> PROBLEM
Filter the records below down to lines containing "this".

Records excerpted from a collection:
** begin **
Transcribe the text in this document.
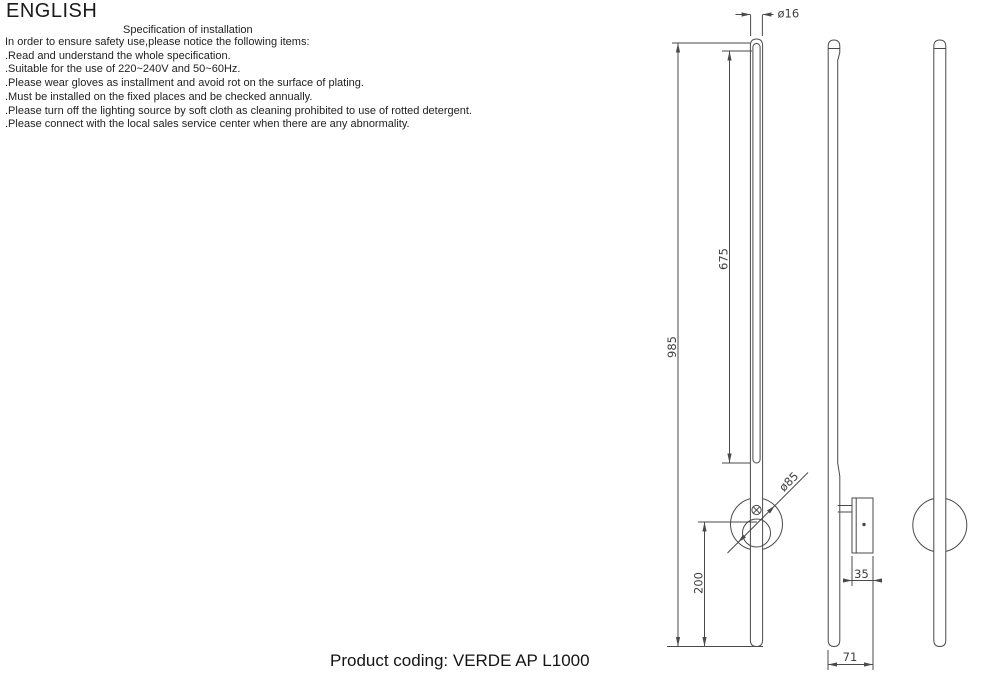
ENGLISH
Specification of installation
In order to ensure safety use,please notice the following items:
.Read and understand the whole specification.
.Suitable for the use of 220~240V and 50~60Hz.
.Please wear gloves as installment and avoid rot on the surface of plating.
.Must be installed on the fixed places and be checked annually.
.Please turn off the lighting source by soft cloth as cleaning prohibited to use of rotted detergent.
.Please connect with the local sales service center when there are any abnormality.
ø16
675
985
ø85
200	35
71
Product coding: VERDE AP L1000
** end **
** begin **
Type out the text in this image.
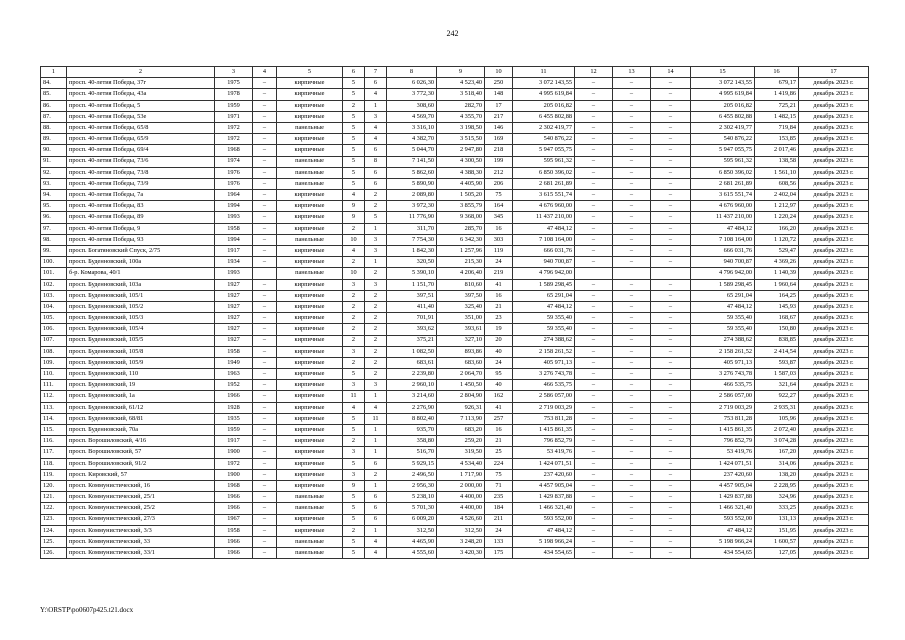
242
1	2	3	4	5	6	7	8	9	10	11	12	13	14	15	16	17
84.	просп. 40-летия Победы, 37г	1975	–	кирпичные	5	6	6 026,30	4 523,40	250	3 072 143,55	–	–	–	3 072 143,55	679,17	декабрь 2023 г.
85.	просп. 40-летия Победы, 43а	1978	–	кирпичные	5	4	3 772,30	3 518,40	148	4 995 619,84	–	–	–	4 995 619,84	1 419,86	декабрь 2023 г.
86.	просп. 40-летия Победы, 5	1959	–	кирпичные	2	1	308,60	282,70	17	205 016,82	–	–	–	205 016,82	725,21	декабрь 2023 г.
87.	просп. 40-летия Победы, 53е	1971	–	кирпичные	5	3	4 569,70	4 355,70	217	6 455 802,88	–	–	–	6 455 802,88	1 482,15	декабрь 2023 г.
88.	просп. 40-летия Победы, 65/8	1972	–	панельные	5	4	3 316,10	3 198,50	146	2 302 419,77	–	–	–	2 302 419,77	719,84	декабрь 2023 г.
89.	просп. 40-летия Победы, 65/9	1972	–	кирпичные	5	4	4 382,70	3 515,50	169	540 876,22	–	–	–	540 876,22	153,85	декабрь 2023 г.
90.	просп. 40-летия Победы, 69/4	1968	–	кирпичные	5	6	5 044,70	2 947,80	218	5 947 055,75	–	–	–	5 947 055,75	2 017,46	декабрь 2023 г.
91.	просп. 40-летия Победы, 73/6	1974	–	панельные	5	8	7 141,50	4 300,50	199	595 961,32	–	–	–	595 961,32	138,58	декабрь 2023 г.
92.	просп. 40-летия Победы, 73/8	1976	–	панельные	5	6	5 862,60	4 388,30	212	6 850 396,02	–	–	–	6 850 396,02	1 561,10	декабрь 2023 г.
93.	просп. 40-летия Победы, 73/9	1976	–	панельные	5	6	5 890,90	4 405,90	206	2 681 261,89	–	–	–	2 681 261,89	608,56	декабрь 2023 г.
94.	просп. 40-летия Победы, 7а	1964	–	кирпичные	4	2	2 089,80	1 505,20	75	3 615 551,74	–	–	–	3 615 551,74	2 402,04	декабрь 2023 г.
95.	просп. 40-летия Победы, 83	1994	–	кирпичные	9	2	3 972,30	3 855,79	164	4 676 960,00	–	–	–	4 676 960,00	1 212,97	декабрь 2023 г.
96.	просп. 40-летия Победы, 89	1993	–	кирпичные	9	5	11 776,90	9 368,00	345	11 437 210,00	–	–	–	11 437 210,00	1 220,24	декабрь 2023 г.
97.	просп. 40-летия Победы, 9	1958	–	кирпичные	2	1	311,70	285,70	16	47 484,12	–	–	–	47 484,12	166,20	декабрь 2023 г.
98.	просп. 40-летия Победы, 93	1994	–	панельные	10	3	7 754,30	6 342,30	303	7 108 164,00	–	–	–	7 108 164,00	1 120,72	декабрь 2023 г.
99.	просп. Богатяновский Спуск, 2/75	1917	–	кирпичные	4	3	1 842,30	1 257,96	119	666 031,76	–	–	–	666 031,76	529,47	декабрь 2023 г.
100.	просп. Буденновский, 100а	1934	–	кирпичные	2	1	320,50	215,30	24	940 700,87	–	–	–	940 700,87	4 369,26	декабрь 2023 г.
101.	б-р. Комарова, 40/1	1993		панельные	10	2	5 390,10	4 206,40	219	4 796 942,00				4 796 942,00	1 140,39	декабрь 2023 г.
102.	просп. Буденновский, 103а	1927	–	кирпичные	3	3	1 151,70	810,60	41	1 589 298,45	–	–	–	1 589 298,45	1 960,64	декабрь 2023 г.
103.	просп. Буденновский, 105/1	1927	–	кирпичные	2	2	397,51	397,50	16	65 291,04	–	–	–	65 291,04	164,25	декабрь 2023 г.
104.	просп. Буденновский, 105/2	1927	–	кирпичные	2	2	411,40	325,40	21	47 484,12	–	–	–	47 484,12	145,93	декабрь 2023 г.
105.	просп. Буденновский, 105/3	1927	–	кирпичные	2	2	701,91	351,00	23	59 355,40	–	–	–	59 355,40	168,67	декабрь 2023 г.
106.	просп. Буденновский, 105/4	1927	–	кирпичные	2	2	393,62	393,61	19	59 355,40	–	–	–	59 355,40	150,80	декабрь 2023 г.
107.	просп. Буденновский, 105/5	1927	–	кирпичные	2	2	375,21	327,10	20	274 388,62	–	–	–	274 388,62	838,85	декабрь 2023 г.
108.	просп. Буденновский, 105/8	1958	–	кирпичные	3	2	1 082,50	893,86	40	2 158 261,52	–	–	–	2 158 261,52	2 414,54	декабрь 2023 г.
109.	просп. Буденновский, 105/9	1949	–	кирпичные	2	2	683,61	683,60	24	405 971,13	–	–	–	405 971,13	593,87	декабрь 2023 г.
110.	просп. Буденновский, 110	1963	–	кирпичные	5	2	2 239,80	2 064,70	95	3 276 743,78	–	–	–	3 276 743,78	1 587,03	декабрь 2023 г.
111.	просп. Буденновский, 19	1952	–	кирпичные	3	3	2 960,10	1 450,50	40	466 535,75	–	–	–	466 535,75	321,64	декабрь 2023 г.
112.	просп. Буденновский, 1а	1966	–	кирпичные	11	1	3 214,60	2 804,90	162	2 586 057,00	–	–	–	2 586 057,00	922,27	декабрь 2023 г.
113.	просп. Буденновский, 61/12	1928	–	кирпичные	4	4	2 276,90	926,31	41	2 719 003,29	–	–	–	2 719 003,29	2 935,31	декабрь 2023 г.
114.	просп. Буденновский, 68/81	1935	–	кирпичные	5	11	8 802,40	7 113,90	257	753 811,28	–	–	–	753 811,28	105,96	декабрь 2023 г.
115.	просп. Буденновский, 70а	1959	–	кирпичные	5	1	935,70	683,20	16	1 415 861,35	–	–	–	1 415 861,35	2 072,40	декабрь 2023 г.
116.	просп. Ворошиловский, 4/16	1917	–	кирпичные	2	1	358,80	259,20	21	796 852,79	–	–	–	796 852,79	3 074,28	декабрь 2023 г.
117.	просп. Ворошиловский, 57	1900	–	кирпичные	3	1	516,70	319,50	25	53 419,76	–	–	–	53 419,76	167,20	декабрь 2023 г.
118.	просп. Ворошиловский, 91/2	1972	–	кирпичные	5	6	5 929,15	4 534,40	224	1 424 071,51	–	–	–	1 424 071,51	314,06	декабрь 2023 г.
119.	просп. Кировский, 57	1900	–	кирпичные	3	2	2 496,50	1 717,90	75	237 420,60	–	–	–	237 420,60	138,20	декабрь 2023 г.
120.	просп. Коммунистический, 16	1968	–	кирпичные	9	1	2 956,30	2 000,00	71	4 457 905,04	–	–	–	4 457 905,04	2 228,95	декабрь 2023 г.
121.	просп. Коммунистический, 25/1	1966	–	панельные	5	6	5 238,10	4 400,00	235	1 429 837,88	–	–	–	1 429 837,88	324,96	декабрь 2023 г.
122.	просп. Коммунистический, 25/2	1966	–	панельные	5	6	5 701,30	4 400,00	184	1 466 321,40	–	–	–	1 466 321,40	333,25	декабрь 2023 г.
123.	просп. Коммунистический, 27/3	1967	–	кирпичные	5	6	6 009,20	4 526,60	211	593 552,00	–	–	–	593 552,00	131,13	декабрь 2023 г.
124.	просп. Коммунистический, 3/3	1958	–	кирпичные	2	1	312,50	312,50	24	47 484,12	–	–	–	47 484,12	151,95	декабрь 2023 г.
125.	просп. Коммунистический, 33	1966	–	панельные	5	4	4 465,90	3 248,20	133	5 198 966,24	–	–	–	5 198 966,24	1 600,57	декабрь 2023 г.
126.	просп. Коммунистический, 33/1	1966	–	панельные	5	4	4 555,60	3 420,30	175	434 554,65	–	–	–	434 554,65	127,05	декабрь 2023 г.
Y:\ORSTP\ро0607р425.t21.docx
** end **
** begin **
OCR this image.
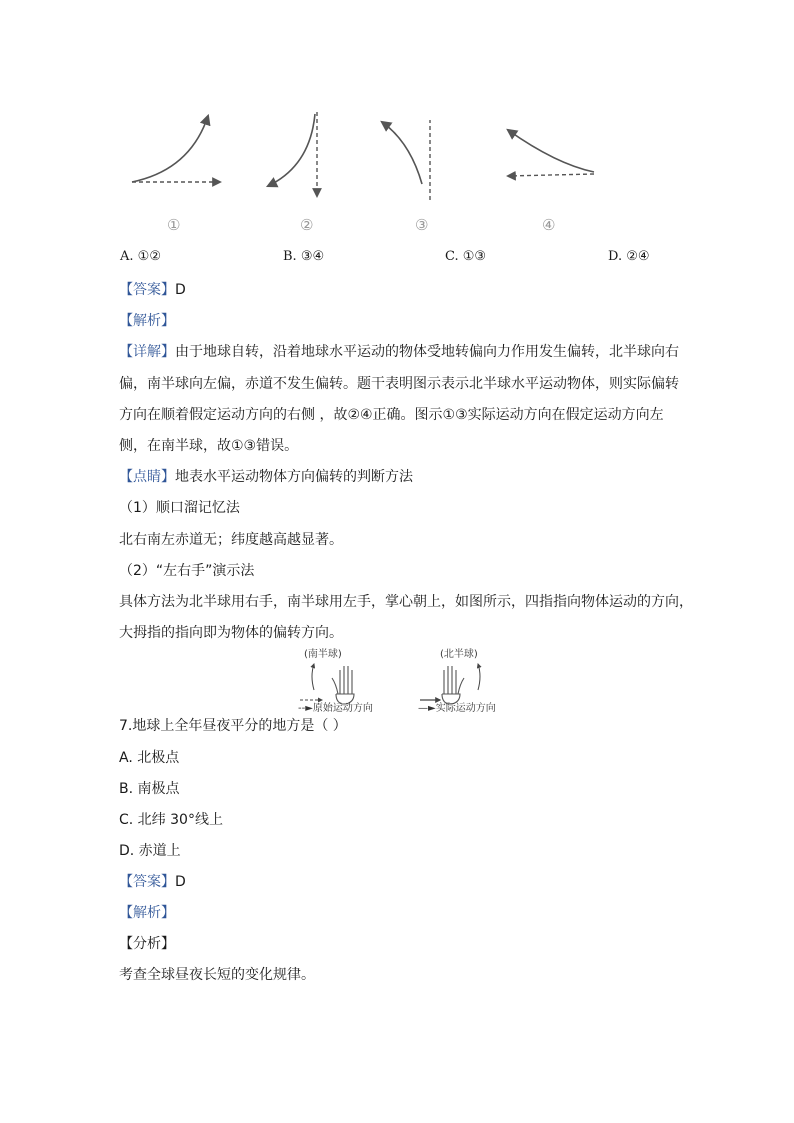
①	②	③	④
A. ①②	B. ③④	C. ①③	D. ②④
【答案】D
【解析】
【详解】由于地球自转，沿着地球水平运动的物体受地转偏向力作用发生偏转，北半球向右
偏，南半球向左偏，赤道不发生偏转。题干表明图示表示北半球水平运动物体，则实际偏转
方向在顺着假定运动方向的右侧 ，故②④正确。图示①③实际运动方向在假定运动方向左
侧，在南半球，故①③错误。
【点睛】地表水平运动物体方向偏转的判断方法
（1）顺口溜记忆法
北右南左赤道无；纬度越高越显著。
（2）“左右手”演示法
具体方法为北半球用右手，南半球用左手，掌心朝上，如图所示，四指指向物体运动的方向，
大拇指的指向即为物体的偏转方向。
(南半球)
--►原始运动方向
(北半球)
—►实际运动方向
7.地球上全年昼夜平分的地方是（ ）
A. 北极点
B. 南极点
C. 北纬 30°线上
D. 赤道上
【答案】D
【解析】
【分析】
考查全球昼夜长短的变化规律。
** end **
> COMPLETED EXERCISE
Transcribe the text in this document.
Type out the text in this image.
OCR this image.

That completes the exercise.